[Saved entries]
-- BEGIN --
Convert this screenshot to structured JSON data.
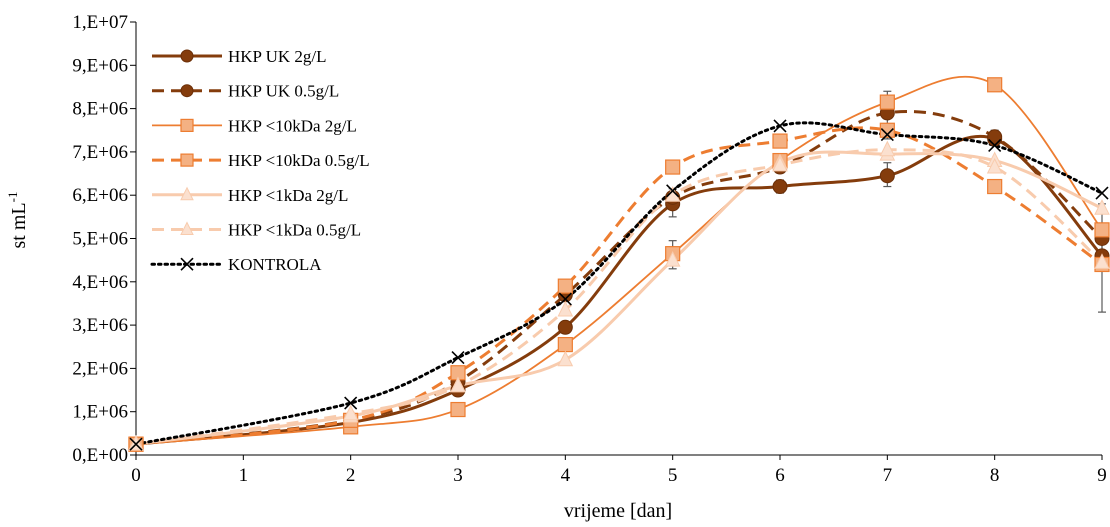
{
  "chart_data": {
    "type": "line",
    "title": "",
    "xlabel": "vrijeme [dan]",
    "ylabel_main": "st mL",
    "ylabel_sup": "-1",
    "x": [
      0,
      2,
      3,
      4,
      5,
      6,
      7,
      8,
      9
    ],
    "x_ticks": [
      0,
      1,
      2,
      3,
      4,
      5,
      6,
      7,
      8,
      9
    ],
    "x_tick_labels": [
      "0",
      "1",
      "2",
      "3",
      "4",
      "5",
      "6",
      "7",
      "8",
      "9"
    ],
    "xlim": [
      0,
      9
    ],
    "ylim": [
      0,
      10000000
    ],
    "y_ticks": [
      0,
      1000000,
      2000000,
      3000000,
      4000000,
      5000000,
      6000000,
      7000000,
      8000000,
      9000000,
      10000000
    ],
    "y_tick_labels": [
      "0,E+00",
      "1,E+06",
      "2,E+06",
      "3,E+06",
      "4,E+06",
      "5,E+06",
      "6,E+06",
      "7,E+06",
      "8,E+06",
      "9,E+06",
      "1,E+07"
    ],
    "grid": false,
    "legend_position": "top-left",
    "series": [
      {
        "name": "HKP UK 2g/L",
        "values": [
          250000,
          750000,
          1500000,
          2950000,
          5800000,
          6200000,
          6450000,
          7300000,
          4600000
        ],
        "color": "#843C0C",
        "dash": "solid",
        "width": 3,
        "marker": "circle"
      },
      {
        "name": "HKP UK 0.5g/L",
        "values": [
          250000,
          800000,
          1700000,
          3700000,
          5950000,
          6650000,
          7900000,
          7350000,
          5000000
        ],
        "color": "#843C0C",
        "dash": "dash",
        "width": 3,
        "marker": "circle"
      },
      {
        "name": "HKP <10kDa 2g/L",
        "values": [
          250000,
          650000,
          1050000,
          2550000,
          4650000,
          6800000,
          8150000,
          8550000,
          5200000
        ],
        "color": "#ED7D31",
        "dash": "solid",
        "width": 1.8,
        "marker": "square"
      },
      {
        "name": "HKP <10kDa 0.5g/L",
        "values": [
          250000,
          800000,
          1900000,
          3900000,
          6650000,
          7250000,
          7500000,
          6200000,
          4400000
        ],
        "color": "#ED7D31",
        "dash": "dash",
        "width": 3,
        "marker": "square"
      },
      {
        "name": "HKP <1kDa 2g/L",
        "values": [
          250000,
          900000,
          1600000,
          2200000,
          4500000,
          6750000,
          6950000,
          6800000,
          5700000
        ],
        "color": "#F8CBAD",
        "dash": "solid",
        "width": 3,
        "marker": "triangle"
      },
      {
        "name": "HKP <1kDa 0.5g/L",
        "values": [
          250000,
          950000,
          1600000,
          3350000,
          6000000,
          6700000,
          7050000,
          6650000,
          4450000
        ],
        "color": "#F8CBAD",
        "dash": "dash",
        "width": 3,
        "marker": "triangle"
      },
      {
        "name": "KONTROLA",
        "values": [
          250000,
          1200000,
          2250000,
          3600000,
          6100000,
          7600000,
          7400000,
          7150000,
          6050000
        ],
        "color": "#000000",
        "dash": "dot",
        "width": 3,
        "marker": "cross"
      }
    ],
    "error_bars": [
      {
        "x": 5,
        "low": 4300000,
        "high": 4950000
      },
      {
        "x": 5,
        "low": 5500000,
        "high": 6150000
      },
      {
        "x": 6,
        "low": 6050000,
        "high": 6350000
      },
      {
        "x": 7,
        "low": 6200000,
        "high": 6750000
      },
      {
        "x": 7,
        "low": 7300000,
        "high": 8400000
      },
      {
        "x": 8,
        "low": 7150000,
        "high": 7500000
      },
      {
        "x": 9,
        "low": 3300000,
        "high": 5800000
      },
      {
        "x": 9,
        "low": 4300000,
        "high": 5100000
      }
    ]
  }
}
-- END --
• _EXERCISE_: Output every entry word for word, but omit the pictures.

• _OUTPUT_:
Convert this screenshot to structured JSON data.
{
  "chart_data": {
    "type": "line",
    "title": "",
    "xlabel": "vrijeme [dan]",
    "ylabel_main": "st mL",
    "ylabel_sup": "-1",
    "x": [
      0,
      2,
      3,
      4,
      5,
      6,
      7,
      8,
      9
    ],
    "x_ticks": [
      0,
      1,
      2,
      3,
      4,
      5,
      6,
      7,
      8,
      9
    ],
    "x_tick_labels": [
      "0",
      "1",
      "2",
      "3",
      "4",
      "5",
      "6",
      "7",
      "8",
      "9"
    ],
    "xlim": [
      0,
      9
    ],
    "ylim": [
      0,
      10000000
    ],
    "y_ticks": [
      0,
      1000000,
      2000000,
      3000000,
      4000000,
      5000000,
      6000000,
      7000000,
      8000000,
      9000000,
      10000000
    ],
    "y_tick_labels": [
      "0,E+00",
      "1,E+06",
      "2,E+06",
      "3,E+06",
      "4,E+06",
      "5,E+06",
      "6,E+06",
      "7,E+06",
      "8,E+06",
      "9,E+06",
      "1,E+07"
    ],
    "grid": false,
    "legend_position": "top-left",
    "series": [
      {
        "name": "HKP UK 2g/L",
        "values": [
          250000,
          750000,
          1500000,
          2950000,
          5800000,
          6200000,
          6450000,
          7300000,
          4600000
        ],
        "color": "#843C0C",
        "dash": "solid",
        "width": 3,
        "marker": "circle"
      },
      {
        "name": "HKP UK 0.5g/L",
        "values": [
          250000,
          800000,
          1700000,
          3700000,
          5950000,
          6650000,
          7900000,
          7350000,
          5000000
        ],
        "color": "#843C0C",
        "dash": "dash",
        "width": 3,
        "marker": "circle"
      },
      {
        "name": "HKP <10kDa 2g/L",
        "values": [
          250000,
          650000,
          1050000,
          2550000,
          4650000,
          6800000,
          8150000,
          8550000,
          5200000
        ],
        "color": "#ED7D31",
        "dash": "solid",
        "width": 1.8,
        "marker": "square"
      },
      {
        "name": "HKP <10kDa 0.5g/L",
        "values": [
          250000,
          800000,
          1900000,
          3900000,
          6650000,
          7250000,
          7500000,
          6200000,
          4400000
        ],
        "color": "#ED7D31",
        "dash": "dash",
        "width": 3,
        "marker": "square"
      },
      {
        "name": "HKP <1kDa 2g/L",
        "values": [
          250000,
          900000,
          1600000,
          2200000,
          4500000,
          6750000,
          6950000,
          6800000,
          5700000
        ],
        "color": "#F8CBAD",
        "dash": "solid",
        "width": 3,
        "marker": "triangle"
      },
      {
        "name": "HKP <1kDa 0.5g/L",
        "values": [
          250000,
          950000,
          1600000,
          3350000,
          6000000,
          6700000,
          7050000,
          6650000,
          4450000
        ],
        "color": "#F8CBAD",
        "dash": "dash",
        "width": 3,
        "marker": "triangle"
      },
      {
        "name": "KONTROLA",
        "values": [
          250000,
          1200000,
          2250000,
          3600000,
          6100000,
          7600000,
          7400000,
          7150000,
          6050000
        ],
        "color": "#000000",
        "dash": "dot",
        "width": 3,
        "marker": "cross"
      }
    ],
    "error_bars": [
      {
        "x": 5,
        "low": 4300000,
        "high": 4950000
      },
      {
        "x": 5,
        "low": 5500000,
        "high": 6150000
      },
      {
        "x": 6,
        "low": 6050000,
        "high": 6350000
      },
      {
        "x": 7,
        "low": 6200000,
        "high": 6750000
      },
      {
        "x": 7,
        "low": 7300000,
        "high": 8400000
      },
      {
        "x": 8,
        "low": 7150000,
        "high": 7500000
      },
      {
        "x": 9,
        "low": 3300000,
        "high": 5800000
      },
      {
        "x": 9,
        "low": 4300000,
        "high": 5100000
      }
    ]
  }
}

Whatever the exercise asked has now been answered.